▶ Exercise directions
In the entries below, count the lines holding "JSON". Reply with the number only.

· · ·

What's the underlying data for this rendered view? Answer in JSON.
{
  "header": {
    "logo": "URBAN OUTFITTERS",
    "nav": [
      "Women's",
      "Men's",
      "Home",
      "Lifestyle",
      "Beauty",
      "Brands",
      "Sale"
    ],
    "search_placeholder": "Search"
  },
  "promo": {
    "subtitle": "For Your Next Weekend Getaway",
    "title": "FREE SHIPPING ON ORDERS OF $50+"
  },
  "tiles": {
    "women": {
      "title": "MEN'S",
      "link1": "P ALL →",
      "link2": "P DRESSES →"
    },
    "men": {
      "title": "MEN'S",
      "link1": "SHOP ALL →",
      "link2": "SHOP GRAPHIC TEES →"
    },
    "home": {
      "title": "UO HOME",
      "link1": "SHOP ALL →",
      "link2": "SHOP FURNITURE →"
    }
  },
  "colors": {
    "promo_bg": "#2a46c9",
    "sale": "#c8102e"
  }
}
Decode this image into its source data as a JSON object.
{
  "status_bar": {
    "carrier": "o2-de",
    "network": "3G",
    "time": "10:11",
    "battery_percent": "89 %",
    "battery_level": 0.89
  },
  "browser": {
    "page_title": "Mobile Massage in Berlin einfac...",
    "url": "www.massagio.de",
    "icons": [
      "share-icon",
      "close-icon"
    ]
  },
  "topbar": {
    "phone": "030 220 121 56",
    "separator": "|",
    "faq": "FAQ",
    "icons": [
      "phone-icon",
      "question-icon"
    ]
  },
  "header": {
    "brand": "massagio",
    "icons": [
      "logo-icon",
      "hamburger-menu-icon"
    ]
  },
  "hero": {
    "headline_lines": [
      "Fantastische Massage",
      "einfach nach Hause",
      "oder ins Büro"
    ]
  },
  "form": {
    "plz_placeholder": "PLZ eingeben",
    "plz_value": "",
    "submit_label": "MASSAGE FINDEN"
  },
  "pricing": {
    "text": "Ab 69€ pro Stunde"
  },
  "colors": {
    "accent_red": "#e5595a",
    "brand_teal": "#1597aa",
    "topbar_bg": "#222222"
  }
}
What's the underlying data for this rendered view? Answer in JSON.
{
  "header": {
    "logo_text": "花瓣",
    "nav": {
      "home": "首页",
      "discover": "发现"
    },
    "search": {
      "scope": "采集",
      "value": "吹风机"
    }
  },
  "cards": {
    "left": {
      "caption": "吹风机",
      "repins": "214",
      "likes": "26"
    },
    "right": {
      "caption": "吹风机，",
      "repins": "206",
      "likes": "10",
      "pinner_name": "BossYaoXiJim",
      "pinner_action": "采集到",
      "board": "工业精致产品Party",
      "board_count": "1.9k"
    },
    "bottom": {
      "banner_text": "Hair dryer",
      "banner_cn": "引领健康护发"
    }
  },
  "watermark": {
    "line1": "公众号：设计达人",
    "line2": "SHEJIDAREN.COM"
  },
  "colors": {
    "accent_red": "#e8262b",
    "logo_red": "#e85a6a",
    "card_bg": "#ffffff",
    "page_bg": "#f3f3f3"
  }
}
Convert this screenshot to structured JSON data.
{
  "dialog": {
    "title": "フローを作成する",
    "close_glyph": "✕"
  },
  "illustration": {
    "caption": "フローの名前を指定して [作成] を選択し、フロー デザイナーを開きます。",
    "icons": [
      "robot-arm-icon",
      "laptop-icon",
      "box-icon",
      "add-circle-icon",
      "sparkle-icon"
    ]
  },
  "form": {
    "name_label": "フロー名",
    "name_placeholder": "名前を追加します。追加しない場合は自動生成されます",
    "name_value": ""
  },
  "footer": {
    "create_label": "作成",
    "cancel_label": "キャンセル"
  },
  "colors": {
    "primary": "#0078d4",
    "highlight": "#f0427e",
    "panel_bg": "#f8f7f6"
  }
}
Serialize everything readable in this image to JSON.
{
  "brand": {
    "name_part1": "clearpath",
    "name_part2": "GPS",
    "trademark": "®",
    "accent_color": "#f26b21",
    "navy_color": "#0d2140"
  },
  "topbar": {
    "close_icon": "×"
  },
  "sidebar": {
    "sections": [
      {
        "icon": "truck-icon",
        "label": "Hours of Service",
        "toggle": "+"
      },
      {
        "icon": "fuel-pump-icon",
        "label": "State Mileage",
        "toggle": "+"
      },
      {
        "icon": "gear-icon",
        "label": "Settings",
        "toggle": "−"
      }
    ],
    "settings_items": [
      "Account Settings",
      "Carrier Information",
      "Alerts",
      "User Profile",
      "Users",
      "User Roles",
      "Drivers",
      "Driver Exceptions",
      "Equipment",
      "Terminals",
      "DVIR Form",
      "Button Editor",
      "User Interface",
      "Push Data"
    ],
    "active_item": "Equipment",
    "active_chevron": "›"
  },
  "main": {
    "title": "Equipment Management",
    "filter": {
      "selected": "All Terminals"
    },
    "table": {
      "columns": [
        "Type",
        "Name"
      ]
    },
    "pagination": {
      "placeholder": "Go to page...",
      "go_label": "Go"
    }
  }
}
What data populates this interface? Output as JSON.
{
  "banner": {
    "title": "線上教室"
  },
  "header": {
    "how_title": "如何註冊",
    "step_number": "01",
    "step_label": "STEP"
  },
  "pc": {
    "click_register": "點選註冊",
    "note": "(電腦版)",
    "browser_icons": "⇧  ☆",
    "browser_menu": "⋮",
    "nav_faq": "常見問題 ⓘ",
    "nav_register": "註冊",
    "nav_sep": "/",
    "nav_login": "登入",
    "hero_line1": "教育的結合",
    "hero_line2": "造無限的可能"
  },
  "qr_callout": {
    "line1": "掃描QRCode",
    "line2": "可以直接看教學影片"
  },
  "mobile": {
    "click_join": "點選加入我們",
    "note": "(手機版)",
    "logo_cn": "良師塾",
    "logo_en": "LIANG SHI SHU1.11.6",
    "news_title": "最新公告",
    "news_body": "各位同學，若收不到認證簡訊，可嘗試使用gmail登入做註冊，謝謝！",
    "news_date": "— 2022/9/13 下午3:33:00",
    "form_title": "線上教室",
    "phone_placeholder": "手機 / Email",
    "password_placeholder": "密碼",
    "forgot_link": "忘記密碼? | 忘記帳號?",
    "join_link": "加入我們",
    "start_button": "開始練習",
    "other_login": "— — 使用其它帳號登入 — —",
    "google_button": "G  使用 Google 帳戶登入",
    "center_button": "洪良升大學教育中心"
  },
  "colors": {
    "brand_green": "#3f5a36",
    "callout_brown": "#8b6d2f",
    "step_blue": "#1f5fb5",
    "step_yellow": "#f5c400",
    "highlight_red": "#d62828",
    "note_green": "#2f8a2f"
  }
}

· · ·

▶ Task output
6